● **Task to carry out**:
Return all lines in the material below that contain "offer".

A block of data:
— Start —
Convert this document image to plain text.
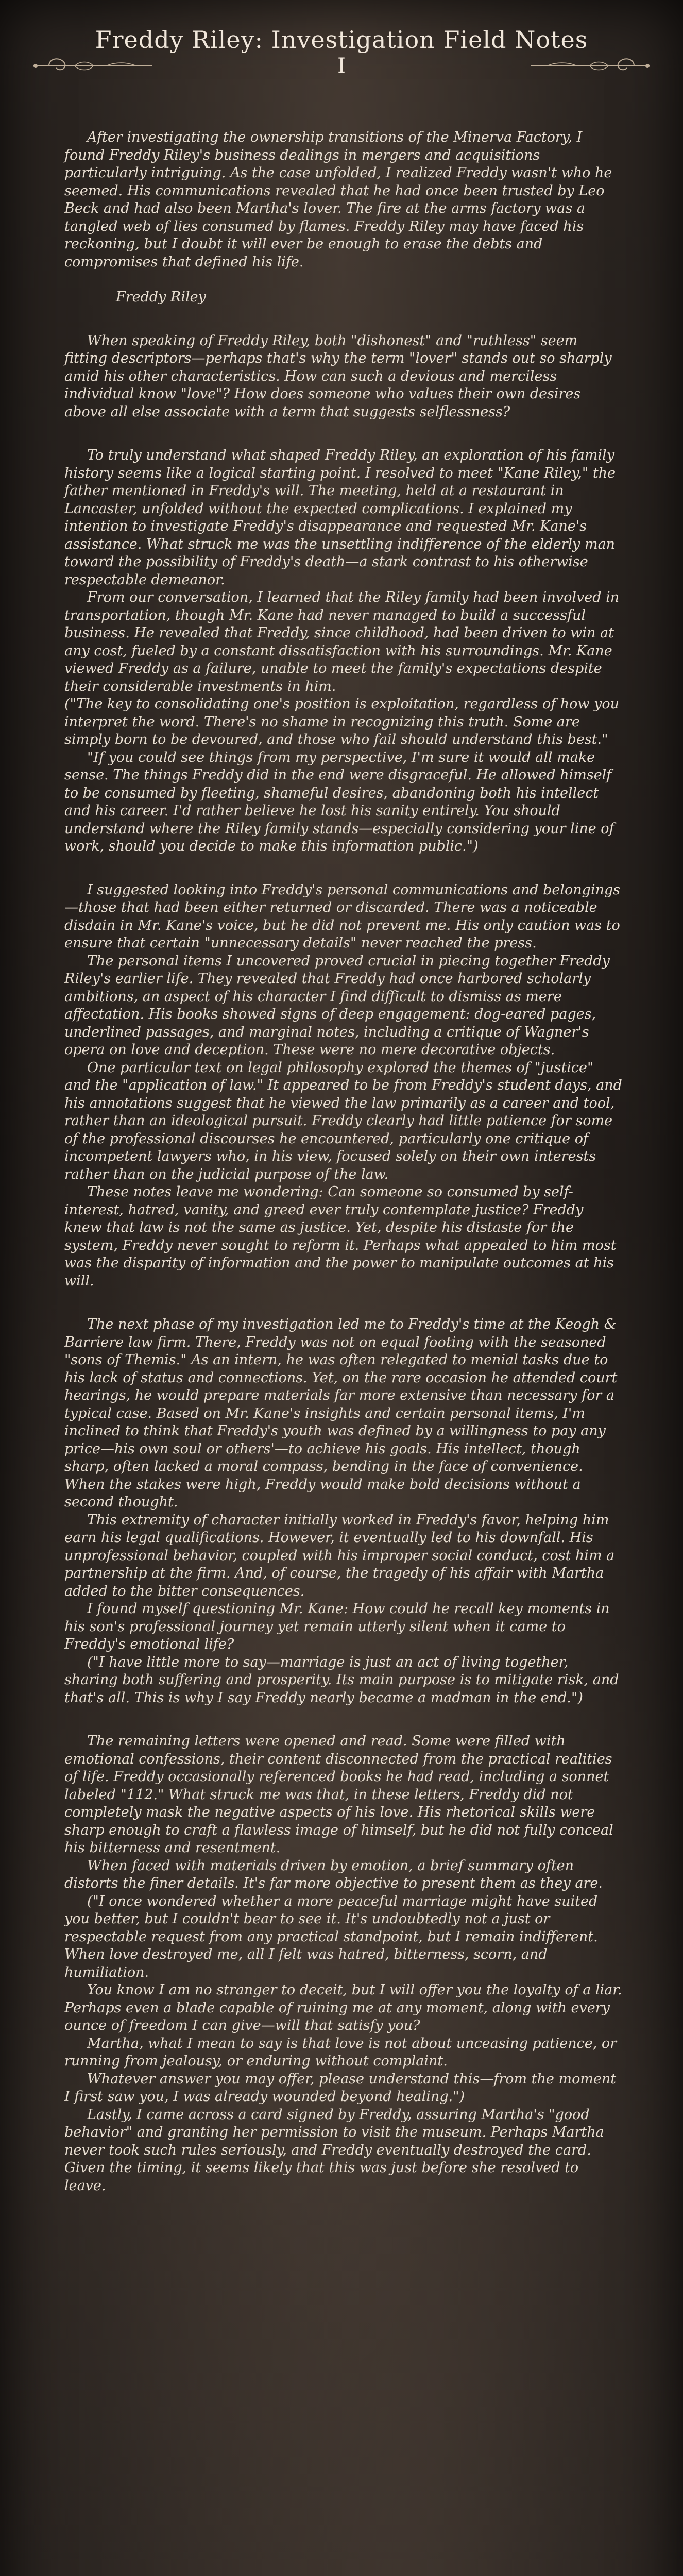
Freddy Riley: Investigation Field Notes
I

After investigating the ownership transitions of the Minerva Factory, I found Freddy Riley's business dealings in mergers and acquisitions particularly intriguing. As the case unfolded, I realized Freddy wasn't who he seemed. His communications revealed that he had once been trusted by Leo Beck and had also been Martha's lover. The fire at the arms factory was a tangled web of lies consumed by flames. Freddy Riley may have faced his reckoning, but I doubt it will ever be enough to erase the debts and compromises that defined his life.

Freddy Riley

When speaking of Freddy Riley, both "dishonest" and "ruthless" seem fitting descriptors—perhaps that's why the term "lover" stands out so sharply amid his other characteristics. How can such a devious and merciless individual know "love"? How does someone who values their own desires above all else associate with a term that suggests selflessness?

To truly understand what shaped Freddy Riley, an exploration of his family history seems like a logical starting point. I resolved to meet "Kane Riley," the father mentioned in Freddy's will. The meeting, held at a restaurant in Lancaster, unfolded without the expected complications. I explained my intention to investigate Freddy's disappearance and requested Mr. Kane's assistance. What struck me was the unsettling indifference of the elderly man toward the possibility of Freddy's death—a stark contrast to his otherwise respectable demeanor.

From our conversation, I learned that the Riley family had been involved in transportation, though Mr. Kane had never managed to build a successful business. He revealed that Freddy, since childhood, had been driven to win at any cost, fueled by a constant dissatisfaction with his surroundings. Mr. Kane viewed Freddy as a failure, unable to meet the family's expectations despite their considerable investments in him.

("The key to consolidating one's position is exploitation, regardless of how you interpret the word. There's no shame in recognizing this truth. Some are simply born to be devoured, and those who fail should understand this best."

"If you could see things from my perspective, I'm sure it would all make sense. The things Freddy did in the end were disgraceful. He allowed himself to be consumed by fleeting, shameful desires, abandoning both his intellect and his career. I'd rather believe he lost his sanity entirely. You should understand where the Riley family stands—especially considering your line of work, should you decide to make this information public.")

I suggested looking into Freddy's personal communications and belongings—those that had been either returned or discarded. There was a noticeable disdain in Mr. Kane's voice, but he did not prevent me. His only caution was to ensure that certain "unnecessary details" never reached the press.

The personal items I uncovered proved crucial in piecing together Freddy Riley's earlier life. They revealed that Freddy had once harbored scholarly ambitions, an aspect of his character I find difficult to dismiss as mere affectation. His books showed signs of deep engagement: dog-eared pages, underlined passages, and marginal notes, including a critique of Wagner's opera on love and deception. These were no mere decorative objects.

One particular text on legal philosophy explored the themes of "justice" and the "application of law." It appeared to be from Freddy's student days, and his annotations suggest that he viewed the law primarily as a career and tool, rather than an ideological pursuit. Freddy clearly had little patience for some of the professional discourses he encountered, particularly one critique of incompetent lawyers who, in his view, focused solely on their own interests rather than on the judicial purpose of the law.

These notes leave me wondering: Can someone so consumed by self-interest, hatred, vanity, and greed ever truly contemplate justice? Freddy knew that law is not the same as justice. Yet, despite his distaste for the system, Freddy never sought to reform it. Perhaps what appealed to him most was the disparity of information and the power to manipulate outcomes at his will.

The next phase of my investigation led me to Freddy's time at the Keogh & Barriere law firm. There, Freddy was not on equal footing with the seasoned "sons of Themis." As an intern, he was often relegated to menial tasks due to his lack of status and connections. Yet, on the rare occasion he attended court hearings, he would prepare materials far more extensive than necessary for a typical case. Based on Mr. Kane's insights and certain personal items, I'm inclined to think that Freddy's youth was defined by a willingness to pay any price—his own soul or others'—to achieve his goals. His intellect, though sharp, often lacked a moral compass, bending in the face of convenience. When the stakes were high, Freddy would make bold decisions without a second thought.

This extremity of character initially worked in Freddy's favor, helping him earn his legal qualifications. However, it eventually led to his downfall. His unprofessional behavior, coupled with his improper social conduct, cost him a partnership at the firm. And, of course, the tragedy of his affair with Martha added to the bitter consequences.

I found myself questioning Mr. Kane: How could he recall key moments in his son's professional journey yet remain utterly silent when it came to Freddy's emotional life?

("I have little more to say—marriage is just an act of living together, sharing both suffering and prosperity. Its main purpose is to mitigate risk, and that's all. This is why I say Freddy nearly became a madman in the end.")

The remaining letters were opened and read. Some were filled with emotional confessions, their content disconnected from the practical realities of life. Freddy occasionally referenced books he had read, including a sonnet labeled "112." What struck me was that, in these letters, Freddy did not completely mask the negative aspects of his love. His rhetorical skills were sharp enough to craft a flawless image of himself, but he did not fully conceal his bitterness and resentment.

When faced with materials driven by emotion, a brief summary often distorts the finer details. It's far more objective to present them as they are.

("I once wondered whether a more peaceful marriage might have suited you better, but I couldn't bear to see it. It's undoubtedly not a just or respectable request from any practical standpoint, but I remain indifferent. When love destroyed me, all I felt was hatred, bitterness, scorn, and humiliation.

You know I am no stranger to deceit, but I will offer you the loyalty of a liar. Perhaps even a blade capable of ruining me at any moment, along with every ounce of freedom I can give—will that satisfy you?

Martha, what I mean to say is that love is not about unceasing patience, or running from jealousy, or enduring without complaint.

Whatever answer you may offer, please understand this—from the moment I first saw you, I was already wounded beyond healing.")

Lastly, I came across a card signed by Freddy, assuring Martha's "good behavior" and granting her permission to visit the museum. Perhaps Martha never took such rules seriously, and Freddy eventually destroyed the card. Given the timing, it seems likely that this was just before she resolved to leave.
— End —
● **Exercise output**:
You know I am no stranger to deceit, but I will offer you the loyalty of a liar. Perhaps even a blade capable of ruining me at any moment, along with every ounce of freedom I can give—will that satisfy you?
Whatever answer you may offer, please understand this—from the moment I first saw you, I was already wounded beyond healing.")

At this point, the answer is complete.